### What you need to do
Wherever the word "content" appears in a line, extract that line.

──────────────────────────────

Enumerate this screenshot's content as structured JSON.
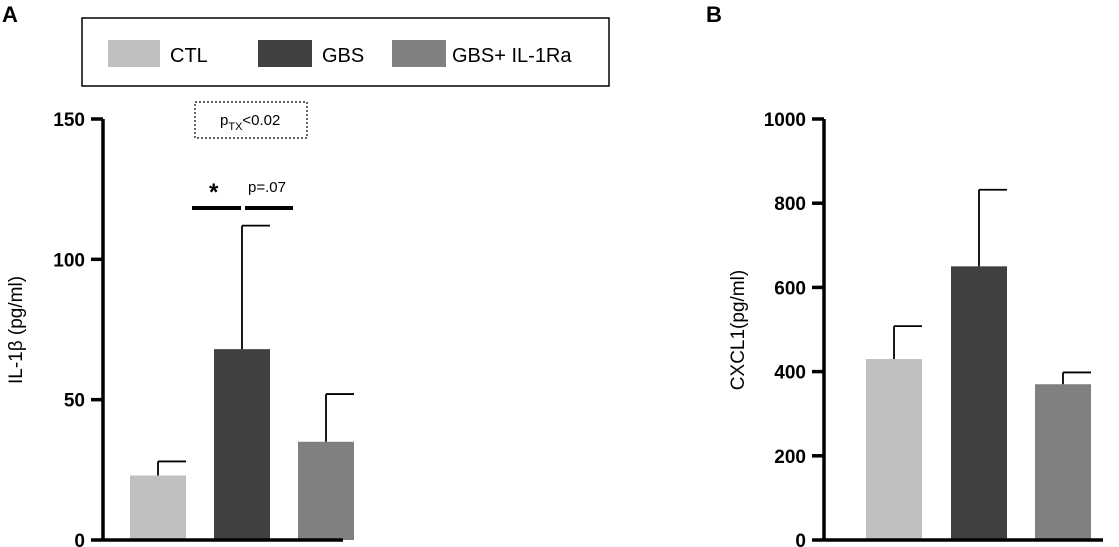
{
  "chart_data": [
    {
      "panel": "A",
      "type": "bar",
      "categories": [
        "CTL",
        "GBS",
        "GBS+ IL-1Ra"
      ],
      "values": [
        23,
        68,
        35
      ],
      "error_upper": [
        28,
        112,
        52
      ],
      "colors": [
        "#c0c0c0",
        "#404040",
        "#808080"
      ],
      "ylabel": "IL-1β (pg/ml)",
      "ylim": [
        0,
        150
      ],
      "yticks": [
        0,
        50,
        100,
        150
      ],
      "annotations": {
        "box_label_p": "p",
        "box_label_sub": "TX",
        "box_label_rest": "<0.02",
        "star": "*",
        "pvalue": "p=.07"
      }
    },
    {
      "panel": "B",
      "type": "bar",
      "categories": [
        "CTL",
        "GBS",
        "GBS+ IL-1Ra"
      ],
      "values": [
        430,
        650,
        370
      ],
      "error_upper": [
        508,
        832,
        398
      ],
      "colors": [
        "#c0c0c0",
        "#404040",
        "#808080"
      ],
      "ylabel": "CXCL1(pg/ml)",
      "ylim": [
        0,
        1000
      ],
      "yticks": [
        0,
        200,
        400,
        600,
        800,
        1000
      ]
    }
  ],
  "legend": {
    "placement": "top",
    "items": [
      {
        "label": "CTL",
        "color": "#c0c0c0"
      },
      {
        "label": "GBS",
        "color": "#404040"
      },
      {
        "label": "GBS+ IL-1Ra",
        "color": "#808080"
      }
    ]
  }
}
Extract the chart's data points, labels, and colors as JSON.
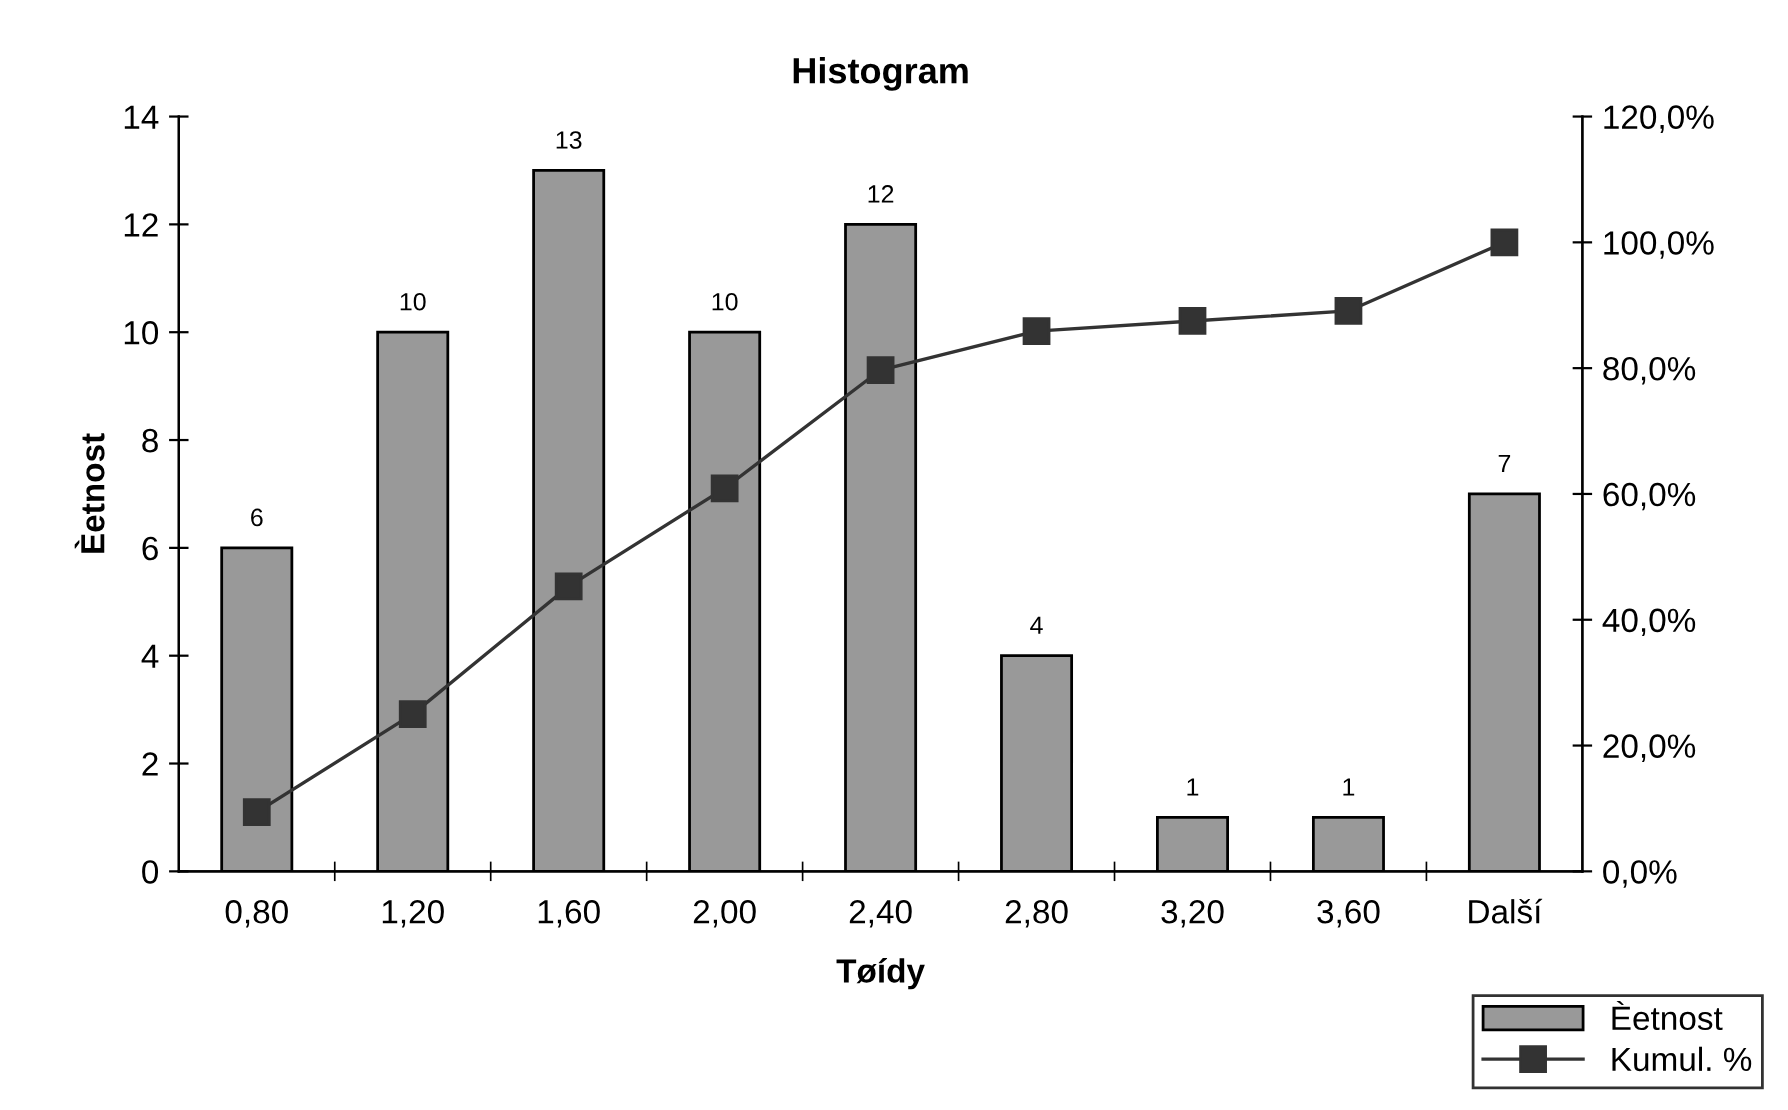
{
  "chart_data": {
    "type": "bar",
    "title": "Histogram",
    "xlabel": "Tøídy",
    "ylabel": "Èetnost",
    "categories": [
      "0,80",
      "1,20",
      "1,60",
      "2,00",
      "2,40",
      "2,80",
      "3,20",
      "3,60",
      "Další"
    ],
    "series": [
      {
        "name": "Èetnost",
        "color": "#999999",
        "values": [
          6,
          10,
          13,
          10,
          12,
          4,
          1,
          1,
          7
        ],
        "value_labels": [
          "6",
          "10",
          "13",
          "10",
          "12",
          "4",
          "1",
          "1",
          "7"
        ]
      },
      {
        "name": "Kumul. %",
        "type": "line",
        "axis": "y2",
        "color": "#333333",
        "marker": "square",
        "line_style": "solid",
        "values": [
          9.4,
          25.0,
          45.3,
          60.9,
          79.7,
          85.9,
          87.5,
          89.1,
          100.0
        ]
      }
    ],
    "ylim": [
      0,
      14
    ],
    "yticks": [
      0,
      2,
      4,
      6,
      8,
      10,
      12,
      14
    ],
    "y2lim": [
      0,
      120
    ],
    "y2ticks": [
      {
        "value": 0,
        "label": "0,0%"
      },
      {
        "value": 20,
        "label": "20,0%"
      },
      {
        "value": 40,
        "label": "40,0%"
      },
      {
        "value": 60,
        "label": "60,0%"
      },
      {
        "value": 80,
        "label": "80,0%"
      },
      {
        "value": 100,
        "label": "100,0%"
      },
      {
        "value": 120,
        "label": "120,0%"
      }
    ],
    "grid": false,
    "legend": "bottom right"
  }
}
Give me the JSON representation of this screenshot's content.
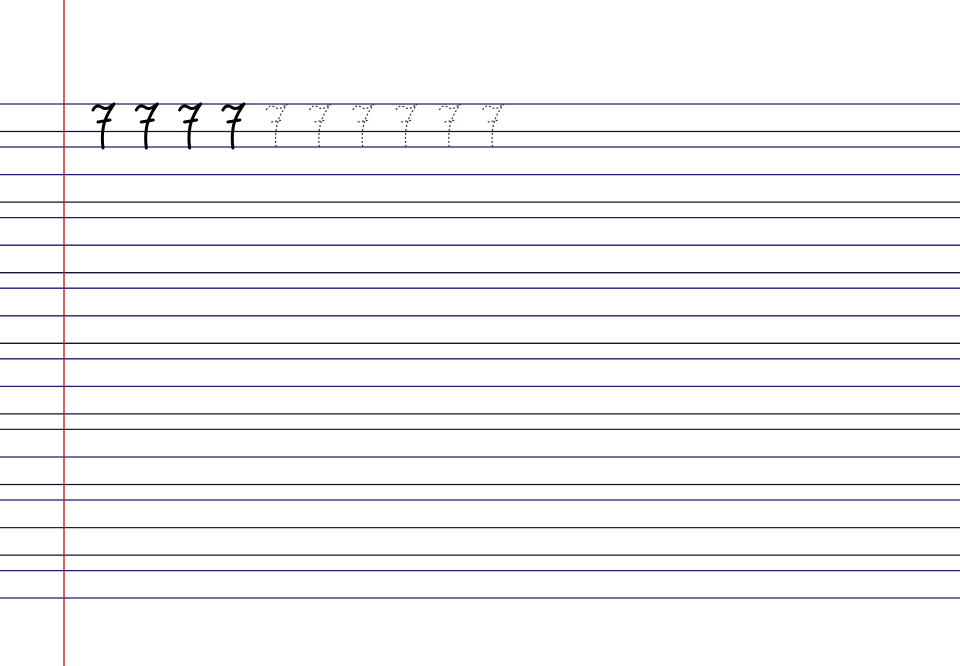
{
  "sheet": {
    "character": "7",
    "solid_count": 4,
    "traced_count": 6,
    "colors": {
      "rule": "#1c1c6e",
      "margin": "#b0141a",
      "ink": "#000000"
    }
  }
}
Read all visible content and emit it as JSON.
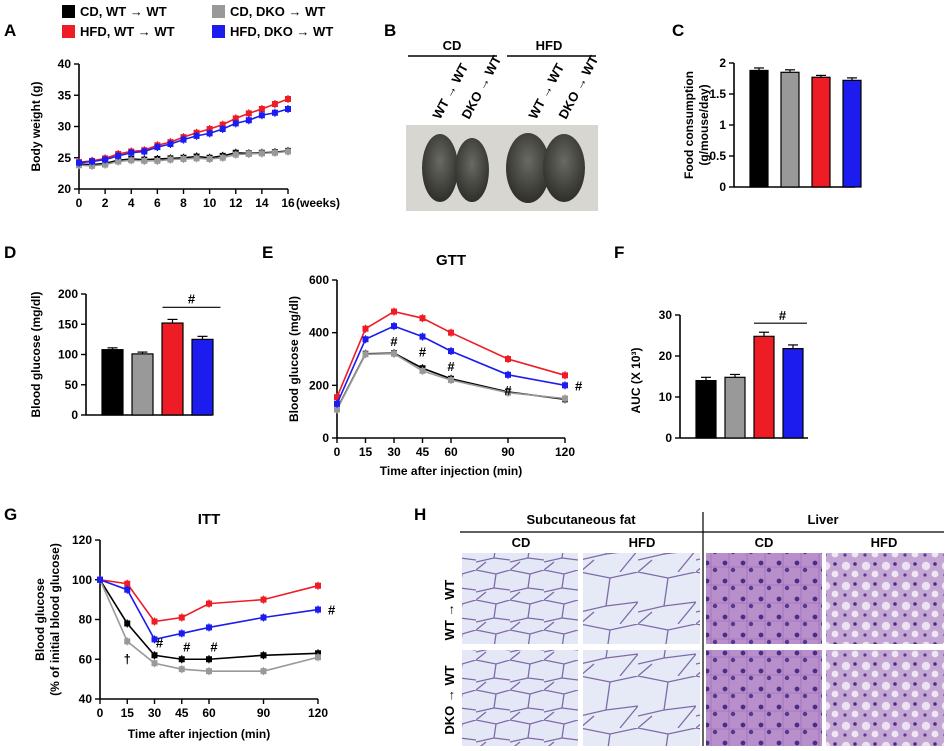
{
  "colors": {
    "wt_cd": "#000000",
    "dko_cd": "#999999",
    "wt_hfd": "#ee1c25",
    "dko_hfd": "#1c1cee"
  },
  "legend": {
    "items": [
      {
        "label": "CD, WT → WT",
        "color": "#000000"
      },
      {
        "label": "CD, DKO → WT",
        "color": "#999999"
      },
      {
        "label": "HFD, WT → WT",
        "color": "#ee1c25"
      },
      {
        "label": "HFD, DKO → WT",
        "color": "#1c1cee"
      }
    ]
  },
  "panel_labels": {
    "a": "A",
    "b": "B",
    "c": "C",
    "d": "D",
    "e": "E",
    "f": "F",
    "g": "G",
    "h": "H"
  },
  "photo_b": {
    "diet_cd": "CD",
    "diet_hfd": "HFD",
    "labels": [
      "WT → WT",
      "DKO → WT",
      "WT → WT",
      "DKO → WT"
    ]
  },
  "histology_h": {
    "group_fat": "Subcutaneous fat",
    "group_liver": "Liver",
    "cols": [
      "CD",
      "HFD",
      "CD",
      "HFD"
    ],
    "rows": [
      "WT → WT",
      "DKO → WT"
    ]
  },
  "chart_data": [
    {
      "id": "A",
      "type": "line",
      "title": "",
      "xlabel": "(weeks)",
      "ylabel": "Body weight (g)",
      "xlim": [
        0,
        16
      ],
      "ylim": [
        20,
        40
      ],
      "xticks": [
        0,
        2,
        4,
        6,
        8,
        10,
        12,
        14,
        16
      ],
      "yticks": [
        20,
        25,
        30,
        35,
        40
      ],
      "x": [
        0,
        1,
        2,
        3,
        4,
        5,
        6,
        7,
        8,
        9,
        10,
        11,
        12,
        13,
        14,
        15,
        16
      ],
      "series": [
        {
          "name": "CD, WT → WT",
          "color": "#000000",
          "values": [
            24.0,
            23.9,
            24.1,
            24.6,
            24.8,
            24.7,
            24.8,
            24.9,
            25.0,
            25.2,
            25.0,
            25.3,
            25.8,
            25.7,
            25.8,
            25.9,
            26.1
          ]
        },
        {
          "name": "CD, DKO → WT",
          "color": "#999999",
          "values": [
            23.8,
            23.7,
            23.9,
            24.4,
            24.6,
            24.5,
            24.5,
            24.7,
            24.8,
            24.9,
            24.8,
            25.0,
            25.5,
            25.6,
            25.7,
            25.8,
            26.0
          ]
        },
        {
          "name": "HFD, WT → WT",
          "color": "#ee1c25",
          "values": [
            24.3,
            24.5,
            24.9,
            25.6,
            26.0,
            26.2,
            27.0,
            27.5,
            28.3,
            29.0,
            29.6,
            30.3,
            31.3,
            32.1,
            32.8,
            33.6,
            34.4
          ]
        },
        {
          "name": "HFD, DKO → WT",
          "color": "#1c1cee",
          "values": [
            24.2,
            24.4,
            24.7,
            25.3,
            25.8,
            26.0,
            26.7,
            27.2,
            27.9,
            28.5,
            28.9,
            29.6,
            30.5,
            31.0,
            31.8,
            32.2,
            32.8
          ]
        }
      ]
    },
    {
      "id": "C",
      "type": "bar",
      "title": "",
      "xlabel": "",
      "ylabel_lines": [
        "Food consumption",
        "(g/mouse/day)"
      ],
      "ylim": [
        0,
        2
      ],
      "yticks": [
        0,
        0.5,
        1,
        1.5,
        2
      ],
      "ytick_labels": [
        "0",
        "0.5",
        "1",
        "1.5",
        "2"
      ],
      "categories": [
        "CD, WT → WT",
        "CD, DKO → WT",
        "HFD, WT → WT",
        "HFD, DKO → WT"
      ],
      "values": [
        1.88,
        1.85,
        1.77,
        1.72
      ],
      "errors": [
        0.04,
        0.04,
        0.03,
        0.04
      ]
    },
    {
      "id": "D",
      "type": "bar",
      "title": "",
      "xlabel": "",
      "ylabel": "Blood glucose (mg/dl)",
      "ylim": [
        0,
        200
      ],
      "yticks": [
        0,
        50,
        100,
        150,
        200
      ],
      "categories": [
        "CD, WT → WT",
        "CD, DKO → WT",
        "HFD, WT → WT",
        "HFD, DKO → WT"
      ],
      "values": [
        108,
        101,
        152,
        125
      ],
      "errors": [
        3,
        3,
        6,
        5
      ],
      "annotation": "#"
    },
    {
      "id": "E",
      "type": "line",
      "title": "GTT",
      "xlabel": "Time after injection (min)",
      "ylabel": "Blood glucose (mg/dl)",
      "xlim": [
        0,
        120
      ],
      "ylim": [
        0,
        600
      ],
      "xticks": [
        0,
        15,
        30,
        45,
        60,
        90,
        120
      ],
      "yticks": [
        0,
        200,
        400,
        600
      ],
      "x": [
        0,
        15,
        30,
        45,
        60,
        90,
        120
      ],
      "series": [
        {
          "name": "CD, WT → WT",
          "color": "#000000",
          "values": [
            110,
            320,
            322,
            265,
            225,
            175,
            147
          ]
        },
        {
          "name": "CD, DKO → WT",
          "color": "#999999",
          "values": [
            108,
            318,
            320,
            255,
            220,
            172,
            150
          ]
        },
        {
          "name": "HFD, WT → WT",
          "color": "#ee1c25",
          "values": [
            155,
            415,
            480,
            455,
            400,
            300,
            238
          ]
        },
        {
          "name": "HFD, DKO → WT",
          "color": "#1c1cee",
          "values": [
            130,
            375,
            425,
            385,
            330,
            240,
            200
          ]
        }
      ],
      "annotations": [
        "#",
        "#",
        "#",
        "#",
        "#"
      ]
    },
    {
      "id": "F",
      "type": "bar",
      "title": "",
      "xlabel": "",
      "ylabel": "AUC (X 10³)",
      "ylim": [
        0,
        30
      ],
      "yticks": [
        0,
        10,
        20,
        30
      ],
      "categories": [
        "CD, WT → WT",
        "CD, DKO → WT",
        "HFD, WT → WT",
        "HFD, DKO → WT"
      ],
      "values": [
        14,
        14.8,
        24.8,
        21.8
      ],
      "errors": [
        0.8,
        0.7,
        1.0,
        0.9
      ],
      "annotation": "#"
    },
    {
      "id": "G",
      "type": "line",
      "title": "ITT",
      "xlabel": "Time after injection (min)",
      "ylabel_lines": [
        "Blood glucose",
        "(% of initial blood glucose)"
      ],
      "xlim": [
        0,
        120
      ],
      "ylim": [
        40,
        120
      ],
      "xticks": [
        0,
        15,
        30,
        45,
        60,
        90,
        120
      ],
      "yticks": [
        40,
        60,
        80,
        100,
        120
      ],
      "x": [
        0,
        15,
        30,
        45,
        60,
        90,
        120
      ],
      "series": [
        {
          "name": "CD, WT → WT",
          "color": "#000000",
          "values": [
            100,
            78,
            62,
            60,
            60,
            62,
            63
          ]
        },
        {
          "name": "CD, DKO → WT",
          "color": "#999999",
          "values": [
            100,
            69,
            58,
            55,
            54,
            54,
            61
          ]
        },
        {
          "name": "HFD, WT → WT",
          "color": "#ee1c25",
          "values": [
            100,
            98,
            79,
            81,
            88,
            90,
            97
          ]
        },
        {
          "name": "HFD, DKO → WT",
          "color": "#1c1cee",
          "values": [
            100,
            95,
            70,
            73,
            76,
            81,
            85
          ]
        }
      ],
      "annotations": [
        "#",
        "#",
        "#",
        "#",
        "†"
      ]
    }
  ]
}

──────────────────────────────

### Task response
Enumerate this screenshot's content as structured JSON.
Give me the JSON representation of this screenshot's content.
Read all visible content and emit it as JSON.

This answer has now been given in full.